Dataset records

== == ==

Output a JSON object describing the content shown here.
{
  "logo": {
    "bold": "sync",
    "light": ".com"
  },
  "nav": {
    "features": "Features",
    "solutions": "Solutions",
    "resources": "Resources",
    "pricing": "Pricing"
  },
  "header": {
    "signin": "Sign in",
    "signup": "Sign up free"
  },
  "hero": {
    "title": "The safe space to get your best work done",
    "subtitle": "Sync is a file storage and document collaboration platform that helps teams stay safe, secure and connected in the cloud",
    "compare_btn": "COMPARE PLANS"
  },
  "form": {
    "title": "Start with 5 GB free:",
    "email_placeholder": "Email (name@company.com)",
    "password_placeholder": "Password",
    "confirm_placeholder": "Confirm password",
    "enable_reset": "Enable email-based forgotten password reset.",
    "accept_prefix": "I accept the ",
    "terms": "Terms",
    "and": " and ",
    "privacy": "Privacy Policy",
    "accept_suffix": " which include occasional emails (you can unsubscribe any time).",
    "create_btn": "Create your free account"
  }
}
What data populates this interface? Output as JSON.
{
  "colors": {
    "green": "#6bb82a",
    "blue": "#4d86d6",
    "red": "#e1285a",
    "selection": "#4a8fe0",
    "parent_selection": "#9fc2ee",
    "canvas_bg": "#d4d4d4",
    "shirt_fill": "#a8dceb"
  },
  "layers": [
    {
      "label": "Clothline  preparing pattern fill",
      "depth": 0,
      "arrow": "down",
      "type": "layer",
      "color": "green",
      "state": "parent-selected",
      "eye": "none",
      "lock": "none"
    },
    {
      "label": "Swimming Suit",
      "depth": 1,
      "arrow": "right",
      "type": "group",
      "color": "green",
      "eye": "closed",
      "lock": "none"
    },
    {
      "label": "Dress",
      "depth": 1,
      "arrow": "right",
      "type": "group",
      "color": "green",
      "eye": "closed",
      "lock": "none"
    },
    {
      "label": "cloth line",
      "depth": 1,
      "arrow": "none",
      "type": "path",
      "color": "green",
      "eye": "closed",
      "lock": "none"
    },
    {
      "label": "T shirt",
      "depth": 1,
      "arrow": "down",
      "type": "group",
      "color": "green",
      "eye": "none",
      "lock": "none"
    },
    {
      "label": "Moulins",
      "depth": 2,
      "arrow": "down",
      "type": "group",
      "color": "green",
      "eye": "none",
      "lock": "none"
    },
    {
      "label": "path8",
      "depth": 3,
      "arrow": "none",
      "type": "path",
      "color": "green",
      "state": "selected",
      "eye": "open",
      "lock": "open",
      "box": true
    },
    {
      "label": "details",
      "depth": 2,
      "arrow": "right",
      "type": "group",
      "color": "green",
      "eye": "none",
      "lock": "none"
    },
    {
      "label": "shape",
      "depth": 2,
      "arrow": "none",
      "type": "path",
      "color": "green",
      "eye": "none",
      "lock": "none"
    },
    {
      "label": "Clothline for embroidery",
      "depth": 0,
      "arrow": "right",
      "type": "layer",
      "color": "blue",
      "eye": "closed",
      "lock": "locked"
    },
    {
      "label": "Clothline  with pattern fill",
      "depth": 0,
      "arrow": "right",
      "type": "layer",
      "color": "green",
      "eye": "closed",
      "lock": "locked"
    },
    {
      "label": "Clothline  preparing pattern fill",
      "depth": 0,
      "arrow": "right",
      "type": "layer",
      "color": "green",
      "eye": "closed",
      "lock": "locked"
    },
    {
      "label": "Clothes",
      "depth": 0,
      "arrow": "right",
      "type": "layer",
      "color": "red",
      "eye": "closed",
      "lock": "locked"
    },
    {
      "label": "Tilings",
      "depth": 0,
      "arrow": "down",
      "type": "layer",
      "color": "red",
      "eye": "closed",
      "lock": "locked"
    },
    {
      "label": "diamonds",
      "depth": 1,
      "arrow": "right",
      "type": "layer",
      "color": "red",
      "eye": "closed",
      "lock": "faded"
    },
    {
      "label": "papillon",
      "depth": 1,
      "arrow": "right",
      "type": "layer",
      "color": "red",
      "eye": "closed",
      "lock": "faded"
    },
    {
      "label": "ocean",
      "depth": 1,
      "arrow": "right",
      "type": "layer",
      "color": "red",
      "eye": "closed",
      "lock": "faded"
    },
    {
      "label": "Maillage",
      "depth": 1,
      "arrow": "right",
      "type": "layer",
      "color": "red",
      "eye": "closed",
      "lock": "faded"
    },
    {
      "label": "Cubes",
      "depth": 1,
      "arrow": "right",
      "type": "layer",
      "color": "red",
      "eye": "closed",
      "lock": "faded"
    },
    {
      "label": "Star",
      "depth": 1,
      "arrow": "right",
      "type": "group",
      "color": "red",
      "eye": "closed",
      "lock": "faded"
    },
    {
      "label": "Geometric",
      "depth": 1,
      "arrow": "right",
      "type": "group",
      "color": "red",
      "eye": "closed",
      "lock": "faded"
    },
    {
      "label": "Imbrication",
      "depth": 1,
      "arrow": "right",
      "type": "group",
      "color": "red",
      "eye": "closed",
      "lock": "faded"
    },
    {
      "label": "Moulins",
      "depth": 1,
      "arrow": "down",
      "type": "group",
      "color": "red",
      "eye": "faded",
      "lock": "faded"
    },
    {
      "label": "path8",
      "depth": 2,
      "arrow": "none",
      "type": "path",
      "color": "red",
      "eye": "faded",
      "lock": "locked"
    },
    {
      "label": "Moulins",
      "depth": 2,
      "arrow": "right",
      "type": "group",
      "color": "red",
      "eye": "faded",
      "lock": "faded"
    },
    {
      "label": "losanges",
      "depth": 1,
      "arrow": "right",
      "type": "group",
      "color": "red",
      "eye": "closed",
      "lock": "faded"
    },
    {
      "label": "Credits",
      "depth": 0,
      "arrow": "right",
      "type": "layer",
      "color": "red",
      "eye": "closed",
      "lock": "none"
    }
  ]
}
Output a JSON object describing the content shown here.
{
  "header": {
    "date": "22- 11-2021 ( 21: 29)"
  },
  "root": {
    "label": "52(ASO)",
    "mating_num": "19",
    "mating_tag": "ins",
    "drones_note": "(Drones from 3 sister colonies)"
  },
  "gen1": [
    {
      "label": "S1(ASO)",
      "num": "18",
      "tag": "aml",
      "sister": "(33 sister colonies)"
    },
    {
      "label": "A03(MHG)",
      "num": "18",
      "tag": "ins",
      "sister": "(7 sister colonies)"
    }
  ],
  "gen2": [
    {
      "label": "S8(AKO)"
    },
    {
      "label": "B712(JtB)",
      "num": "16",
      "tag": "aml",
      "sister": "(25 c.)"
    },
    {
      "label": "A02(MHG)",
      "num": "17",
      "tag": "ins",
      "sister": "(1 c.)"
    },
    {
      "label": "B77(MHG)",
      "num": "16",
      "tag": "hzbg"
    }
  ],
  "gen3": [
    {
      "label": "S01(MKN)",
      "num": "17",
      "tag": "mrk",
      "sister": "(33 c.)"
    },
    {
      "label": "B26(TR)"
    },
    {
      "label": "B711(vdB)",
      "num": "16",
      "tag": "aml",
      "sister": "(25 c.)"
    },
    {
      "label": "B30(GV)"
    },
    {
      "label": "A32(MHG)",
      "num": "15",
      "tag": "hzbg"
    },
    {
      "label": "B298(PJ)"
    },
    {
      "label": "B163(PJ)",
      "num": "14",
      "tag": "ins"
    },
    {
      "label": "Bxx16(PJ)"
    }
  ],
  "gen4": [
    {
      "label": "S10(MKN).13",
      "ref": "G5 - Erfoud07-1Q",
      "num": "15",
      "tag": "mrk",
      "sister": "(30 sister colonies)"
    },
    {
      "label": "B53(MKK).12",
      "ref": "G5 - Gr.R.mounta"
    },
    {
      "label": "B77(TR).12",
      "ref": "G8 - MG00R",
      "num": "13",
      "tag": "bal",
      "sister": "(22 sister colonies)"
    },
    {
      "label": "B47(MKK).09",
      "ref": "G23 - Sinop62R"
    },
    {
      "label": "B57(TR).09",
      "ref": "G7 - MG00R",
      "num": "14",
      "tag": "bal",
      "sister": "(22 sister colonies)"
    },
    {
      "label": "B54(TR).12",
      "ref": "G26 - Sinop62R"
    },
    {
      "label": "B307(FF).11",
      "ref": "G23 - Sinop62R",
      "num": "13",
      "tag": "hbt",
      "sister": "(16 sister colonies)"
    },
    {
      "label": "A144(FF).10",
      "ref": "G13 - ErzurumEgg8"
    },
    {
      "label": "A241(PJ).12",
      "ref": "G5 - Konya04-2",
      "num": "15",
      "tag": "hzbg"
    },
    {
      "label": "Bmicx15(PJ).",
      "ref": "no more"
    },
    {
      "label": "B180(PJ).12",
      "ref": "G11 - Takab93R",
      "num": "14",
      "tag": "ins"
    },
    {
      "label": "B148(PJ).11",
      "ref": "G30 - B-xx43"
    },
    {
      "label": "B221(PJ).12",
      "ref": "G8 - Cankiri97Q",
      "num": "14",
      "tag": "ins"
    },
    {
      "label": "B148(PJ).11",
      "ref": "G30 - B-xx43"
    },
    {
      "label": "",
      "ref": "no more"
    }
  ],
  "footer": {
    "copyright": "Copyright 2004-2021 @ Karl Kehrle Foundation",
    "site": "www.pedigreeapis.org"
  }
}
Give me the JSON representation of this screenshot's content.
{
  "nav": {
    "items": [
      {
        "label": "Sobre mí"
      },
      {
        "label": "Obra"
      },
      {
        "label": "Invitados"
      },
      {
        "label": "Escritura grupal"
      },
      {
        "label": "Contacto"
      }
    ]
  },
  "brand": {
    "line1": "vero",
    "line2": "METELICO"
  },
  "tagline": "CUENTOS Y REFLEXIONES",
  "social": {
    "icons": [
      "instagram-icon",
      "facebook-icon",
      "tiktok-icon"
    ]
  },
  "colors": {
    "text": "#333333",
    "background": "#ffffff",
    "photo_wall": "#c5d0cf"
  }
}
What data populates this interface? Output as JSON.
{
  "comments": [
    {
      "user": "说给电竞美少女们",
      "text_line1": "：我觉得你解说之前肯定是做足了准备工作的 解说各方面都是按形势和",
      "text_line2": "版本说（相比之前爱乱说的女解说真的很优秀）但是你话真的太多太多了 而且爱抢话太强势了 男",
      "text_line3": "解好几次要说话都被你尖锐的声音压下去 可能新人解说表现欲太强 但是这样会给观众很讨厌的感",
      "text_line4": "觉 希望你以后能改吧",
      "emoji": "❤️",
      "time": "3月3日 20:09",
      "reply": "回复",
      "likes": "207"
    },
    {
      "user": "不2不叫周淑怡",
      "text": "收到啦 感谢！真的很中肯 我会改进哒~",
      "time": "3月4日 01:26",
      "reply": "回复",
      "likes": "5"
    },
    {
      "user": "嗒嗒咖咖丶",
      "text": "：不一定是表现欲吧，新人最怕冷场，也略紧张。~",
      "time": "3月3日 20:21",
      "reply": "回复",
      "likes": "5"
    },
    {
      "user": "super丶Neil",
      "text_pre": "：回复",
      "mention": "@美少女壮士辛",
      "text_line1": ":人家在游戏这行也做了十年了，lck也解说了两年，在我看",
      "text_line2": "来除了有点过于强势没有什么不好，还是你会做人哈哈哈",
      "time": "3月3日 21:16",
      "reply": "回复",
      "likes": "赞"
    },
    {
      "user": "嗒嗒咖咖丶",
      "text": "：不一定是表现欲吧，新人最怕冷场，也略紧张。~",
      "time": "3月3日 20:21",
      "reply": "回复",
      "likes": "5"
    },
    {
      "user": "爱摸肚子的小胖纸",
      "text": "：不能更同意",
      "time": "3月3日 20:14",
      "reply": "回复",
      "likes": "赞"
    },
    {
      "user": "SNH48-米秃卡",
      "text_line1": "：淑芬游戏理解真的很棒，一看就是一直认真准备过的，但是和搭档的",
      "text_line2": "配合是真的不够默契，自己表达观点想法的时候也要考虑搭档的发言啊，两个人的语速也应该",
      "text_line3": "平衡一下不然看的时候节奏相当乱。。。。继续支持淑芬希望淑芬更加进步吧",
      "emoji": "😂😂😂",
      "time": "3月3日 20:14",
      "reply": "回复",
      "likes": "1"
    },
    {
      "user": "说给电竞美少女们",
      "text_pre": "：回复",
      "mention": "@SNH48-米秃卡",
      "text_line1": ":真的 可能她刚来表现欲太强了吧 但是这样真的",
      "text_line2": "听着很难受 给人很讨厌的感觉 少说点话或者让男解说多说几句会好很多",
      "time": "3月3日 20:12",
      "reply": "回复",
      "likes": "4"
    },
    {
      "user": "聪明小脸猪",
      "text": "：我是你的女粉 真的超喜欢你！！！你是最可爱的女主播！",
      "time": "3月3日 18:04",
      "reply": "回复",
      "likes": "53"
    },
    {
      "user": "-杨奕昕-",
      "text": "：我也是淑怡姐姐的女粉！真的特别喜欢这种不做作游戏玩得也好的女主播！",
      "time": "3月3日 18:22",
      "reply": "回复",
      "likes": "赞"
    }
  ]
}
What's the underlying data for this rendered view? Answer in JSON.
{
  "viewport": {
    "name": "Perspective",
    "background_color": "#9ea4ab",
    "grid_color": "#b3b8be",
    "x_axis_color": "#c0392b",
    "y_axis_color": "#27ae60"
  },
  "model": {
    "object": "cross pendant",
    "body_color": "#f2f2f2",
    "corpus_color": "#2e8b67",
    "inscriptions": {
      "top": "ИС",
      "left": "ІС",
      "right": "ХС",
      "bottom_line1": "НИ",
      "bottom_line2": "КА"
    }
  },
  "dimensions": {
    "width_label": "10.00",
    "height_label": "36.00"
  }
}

== == ==

**WRITTEN PROBLEM:** Reproduce only the lines from the line containing "What's the underlying" to the last line of the material above, both of those lines included.

**REPLY:**
What's the underlying data for this rendered view? Answer in JSON.
{
  "viewport": {
    "name": "Perspective",
    "background_color": "#9ea4ab",
    "grid_color": "#b3b8be",
    "x_axis_color": "#c0392b",
    "y_axis_color": "#27ae60"
  },
  "model": {
    "object": "cross pendant",
    "body_color": "#f2f2f2",
    "corpus_color": "#2e8b67",
    "inscriptions": {
      "top": "ИС",
      "left": "ІС",
      "right": "ХС",
      "bottom_line1": "НИ",
      "bottom_line2": "КА"
    }
  },
  "dimensions": {
    "width_label": "10.00",
    "height_label": "36.00"
  }
}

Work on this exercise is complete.